▼▼▼
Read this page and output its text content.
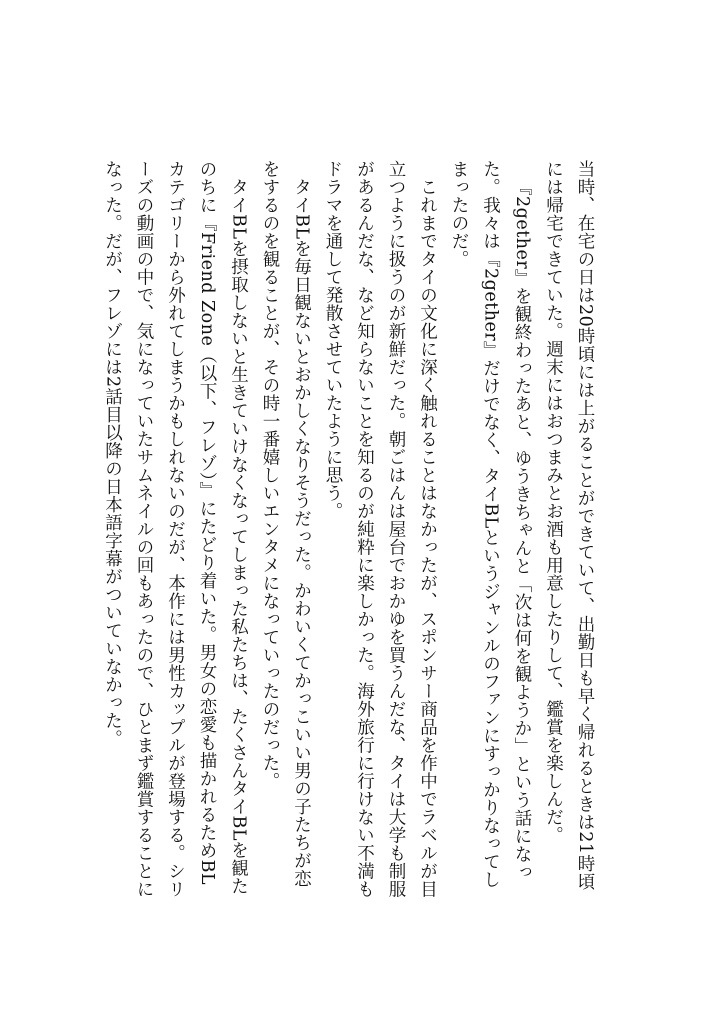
当時、在宅の日は20時頃には上がることができていて、出勤日も早く帰れるときは21時頃には帰宅できていた。週末にはおつまみとお酒も用意したりして、鑑賞を楽しんだ。

『2gether』を観終わったあと、ゆうきちゃんと「次は何を観ようか」という話になった。我々は『2gether』だけでなく、タイBLというジャンルのファンにすっかりなってしまったのだ。

これまでタイの文化に深く触れることはなかったが、スポンサー商品を作中でラベルが目立つように扱うのが新鮮だった。朝ごはんは屋台でおかゆを買うんだな、タイは大学も制服があるんだな、など知らないことを知るのが純粋に楽しかった。海外旅行に行けない不満もドラマを通して発散させていたように思う。

タイBLを毎日観ないとおかしくなりそうだった。かわいくてかっこいい男の子たちが恋をするのを観ることが、その時一番嬉しいエンタメになっていったのだった。

タイBLを摂取しないと生きていけなくなってしまった私たちは、たくさんタイBLを観たのちに『Friend Zone（以下、フレゾ）』にたどり着いた。男女の恋愛も描かれるためBLカテゴリーから外れてしまうかもしれないのだが、本作には男性カップルが登場する。シリーズの動画の中で、気になっていたサムネイルの回もあったので、ひとまず鑑賞することになった。だが、フレゾには2話目以降の日本語字幕がついていなかった。
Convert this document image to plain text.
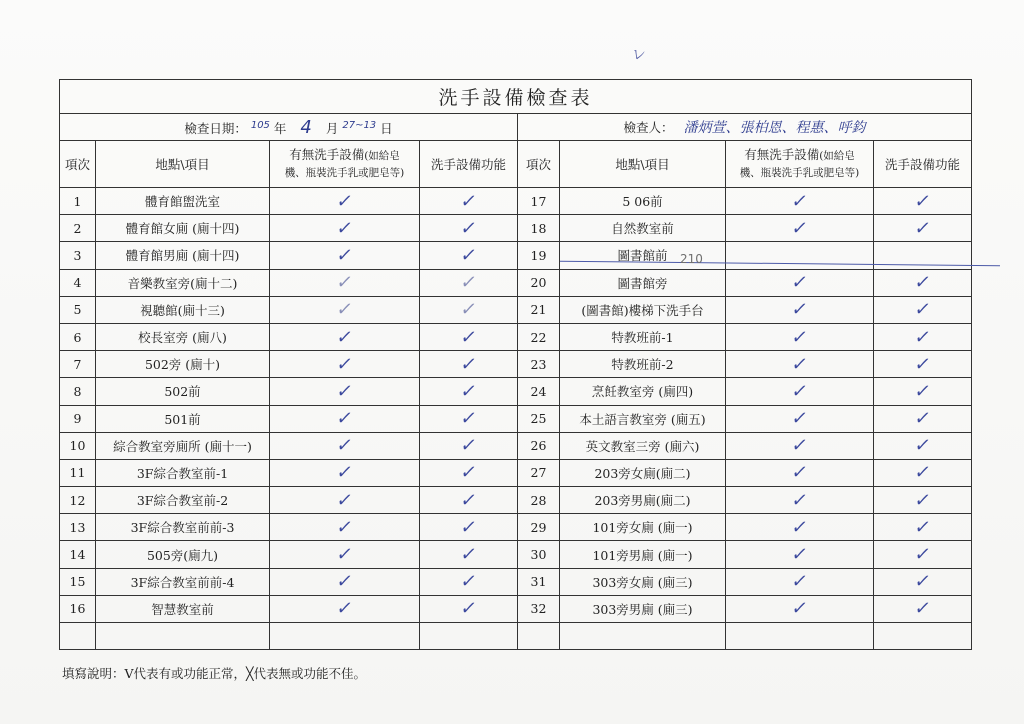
レ
洗手設備檢查表							
檢查日期： $^{105}$ 年 4 月 $^{27\sim 13}$ 日				檢查人： 潘炳萱、張柏恩、程惠、呼鈞			
項次	地點\項目	有無洗手設備(如給皂
機、瓶裝洗手乳或肥皂等)	洗手設備功能	項次	地點\項目	有無洗手設備(如給皂
機、瓶裝洗手乳或肥皂等)	洗手設備功能
1	體育館盥洗室	✓	✓	17	5 06前	✓	✓
2	體育館女廁 (廁十四)	✓	✓	18	自然教室前	✓	✓
3	體育館男廁 (廁十四)	✓	✓	19	圖書館前		
4	音樂教室旁(廁十二)	✓	✓	20	圖書館旁	✓	✓
5	視聽館(廁十三)	✓	✓	21	(圖書館)樓梯下洗手台	✓	✓
6	校長室旁 (廁八)	✓	✓	22	特教班前-1	✓	✓
7	502旁 (廁十)	✓	✓	23	特教班前-2	✓	✓
8	502前	✓	✓	24	烹飪教室旁 (廁四)	✓	✓
9	501前	✓	✓	25	本土語言教室旁 (廁五)	✓	✓
10	綜合教室旁廁所 (廁十一)	✓	✓	26	英文教室三旁 (廁六)	✓	✓
11	3F綜合教室前-1	✓	✓	27	203旁女廁(廁二)	✓	✓
12	3F綜合教室前-2	✓	✓	28	203旁男廁(廁二)	✓	✓
13	3F綜合教室前前-3	✓	✓	29	101旁女廁 (廁一)	✓	✓
14	505旁(廁九)	✓	✓	30	101旁男廁 (廁一)	✓	✓
15	3F綜合教室前前-4	✓	✓	31	303旁女廁 (廁三)	✓	✓
16	智慧教室前	✓	✓	32	303旁男廁 (廁三)	✓	✓

210
填寫說明：V代表有或功能正常，╳代表無或功能不佳。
▲▲▲
#### What to do
Omitting all images, retype each line of the records precisely.

#### Right answer
Read this page and output its text content.
当時、在宅の日は20時頃には上がることができていて、出勤日も早く帰れるときは21時頃には帰宅できていた。週末にはおつまみとお酒も用意したりして、鑑賞を楽しんだ。

『2gether』を観終わったあと、ゆうきちゃんと「次は何を観ようか」という話になった。我々は『2gether』だけでなく、タイBLというジャンルのファンにすっかりなってしまったのだ。

これまでタイの文化に深く触れることはなかったが、スポンサー商品を作中でラベルが目立つように扱うのが新鮮だった。朝ごはんは屋台でおかゆを買うんだな、タイは大学も制服があるんだな、など知らないことを知るのが純粋に楽しかった。海外旅行に行けない不満もドラマを通して発散させていたように思う。

タイBLを毎日観ないとおかしくなりそうだった。かわいくてかっこいい男の子たちが恋をするのを観ることが、その時一番嬉しいエンタメになっていったのだった。

タイBLを摂取しないと生きていけなくなってしまった私たちは、たくさんタイBLを観たのちに『Friend Zone（以下、フレゾ）』にたどり着いた。男女の恋愛も描かれるためBLカテゴリーから外れてしまうかもしれないのだが、本作には男性カップルが登場する。シリーズの動画の中で、気になっていたサムネイルの回もあったので、ひとまず鑑賞することになった。だが、フレゾには2話目以降の日本語字幕がついていなかった。
Convert this document image to plain text.
レ
洗手設備檢查表							
檢查日期： $^{105}$ 年 4 月 $^{27\sim 13}$ 日				檢查人： 潘炳萱、張柏恩、程惠、呼鈞			
項次	地點\項目	有無洗手設備(如給皂
機、瓶裝洗手乳或肥皂等)	洗手設備功能	項次	地點\項目	有無洗手設備(如給皂
機、瓶裝洗手乳或肥皂等)	洗手設備功能
1	體育館盥洗室	✓	✓	17	5 06前	✓	✓
2	體育館女廁 (廁十四)	✓	✓	18	自然教室前	✓	✓
3	體育館男廁 (廁十四)	✓	✓	19	圖書館前		
4	音樂教室旁(廁十二)	✓	✓	20	圖書館旁	✓	✓
5	視聽館(廁十三)	✓	✓	21	(圖書館)樓梯下洗手台	✓	✓
6	校長室旁 (廁八)	✓	✓	22	特教班前-1	✓	✓
7	502旁 (廁十)	✓	✓	23	特教班前-2	✓	✓
8	502前	✓	✓	24	烹飪教室旁 (廁四)	✓	✓
9	501前	✓	✓	25	本土語言教室旁 (廁五)	✓	✓
10	綜合教室旁廁所 (廁十一)	✓	✓	26	英文教室三旁 (廁六)	✓	✓
11	3F綜合教室前-1	✓	✓	27	203旁女廁(廁二)	✓	✓
12	3F綜合教室前-2	✓	✓	28	203旁男廁(廁二)	✓	✓
13	3F綜合教室前前-3	✓	✓	29	101旁女廁 (廁一)	✓	✓
14	505旁(廁九)	✓	✓	30	101旁男廁 (廁一)	✓	✓
15	3F綜合教室前前-4	✓	✓	31	303旁女廁 (廁三)	✓	✓
16	智慧教室前	✓	✓	32	303旁男廁 (廁三)	✓	✓

210
填寫說明：V代表有或功能正常，╳代表無或功能不佳。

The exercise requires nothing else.